-- start of GIVEN INFORMATION --

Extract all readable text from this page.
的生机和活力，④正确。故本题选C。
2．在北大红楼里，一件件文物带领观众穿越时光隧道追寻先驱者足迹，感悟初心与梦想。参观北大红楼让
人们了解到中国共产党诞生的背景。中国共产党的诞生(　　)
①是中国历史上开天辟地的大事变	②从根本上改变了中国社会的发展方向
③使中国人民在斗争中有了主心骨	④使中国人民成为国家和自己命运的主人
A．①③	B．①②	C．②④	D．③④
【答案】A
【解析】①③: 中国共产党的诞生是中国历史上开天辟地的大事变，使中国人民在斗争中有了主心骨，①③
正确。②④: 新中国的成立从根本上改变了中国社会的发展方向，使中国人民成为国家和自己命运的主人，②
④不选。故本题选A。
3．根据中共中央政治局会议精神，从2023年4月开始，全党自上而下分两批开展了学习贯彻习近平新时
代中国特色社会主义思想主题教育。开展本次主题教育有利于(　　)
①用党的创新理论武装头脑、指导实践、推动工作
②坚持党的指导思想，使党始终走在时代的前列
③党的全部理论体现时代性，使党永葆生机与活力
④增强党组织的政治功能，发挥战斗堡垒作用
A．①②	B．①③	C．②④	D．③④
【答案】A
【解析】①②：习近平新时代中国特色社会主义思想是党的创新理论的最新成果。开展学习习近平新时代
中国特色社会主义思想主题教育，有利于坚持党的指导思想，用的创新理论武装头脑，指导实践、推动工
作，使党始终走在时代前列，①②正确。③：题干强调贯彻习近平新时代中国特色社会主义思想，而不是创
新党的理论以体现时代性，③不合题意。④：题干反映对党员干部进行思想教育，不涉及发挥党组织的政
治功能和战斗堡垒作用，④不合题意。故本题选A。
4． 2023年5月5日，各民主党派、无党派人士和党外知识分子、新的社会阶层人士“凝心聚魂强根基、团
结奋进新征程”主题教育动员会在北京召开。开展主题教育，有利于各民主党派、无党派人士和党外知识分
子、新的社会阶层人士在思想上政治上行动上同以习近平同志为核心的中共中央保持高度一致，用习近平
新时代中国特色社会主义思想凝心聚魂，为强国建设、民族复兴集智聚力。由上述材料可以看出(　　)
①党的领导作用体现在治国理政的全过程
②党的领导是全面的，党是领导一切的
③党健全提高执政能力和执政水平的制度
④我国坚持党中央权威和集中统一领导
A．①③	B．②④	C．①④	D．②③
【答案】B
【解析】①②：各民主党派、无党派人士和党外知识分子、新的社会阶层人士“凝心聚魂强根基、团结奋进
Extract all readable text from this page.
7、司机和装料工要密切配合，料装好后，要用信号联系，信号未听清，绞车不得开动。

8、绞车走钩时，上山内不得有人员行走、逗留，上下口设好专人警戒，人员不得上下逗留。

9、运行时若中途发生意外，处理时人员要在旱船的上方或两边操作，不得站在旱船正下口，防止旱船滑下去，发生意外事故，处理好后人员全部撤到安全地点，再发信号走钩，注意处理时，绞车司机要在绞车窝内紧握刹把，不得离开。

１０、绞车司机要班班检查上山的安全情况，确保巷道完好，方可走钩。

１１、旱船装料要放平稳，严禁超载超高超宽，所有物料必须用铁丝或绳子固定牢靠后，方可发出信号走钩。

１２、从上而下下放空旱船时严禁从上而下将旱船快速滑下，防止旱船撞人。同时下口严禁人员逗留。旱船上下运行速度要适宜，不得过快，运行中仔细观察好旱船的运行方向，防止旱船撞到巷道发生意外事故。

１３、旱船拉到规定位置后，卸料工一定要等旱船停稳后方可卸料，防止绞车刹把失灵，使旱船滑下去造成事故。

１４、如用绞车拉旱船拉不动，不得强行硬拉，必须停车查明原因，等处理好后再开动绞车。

-- end of GIVEN INFORMATION --

§ **PROMPT**:
Find the lines holding "无党派人士和党外知识分子" and list every one.

§ **WRITTEN ANSWER**:
4． 2023年5月5日，各民主党派、无党派人士和党外知识分子、新的社会阶层人士“凝心聚魂强根基、团
【解析】①②：各民主党派、无党派人士和党外知识分子、新的社会阶层人士“凝心聚魂强根基、团结奋进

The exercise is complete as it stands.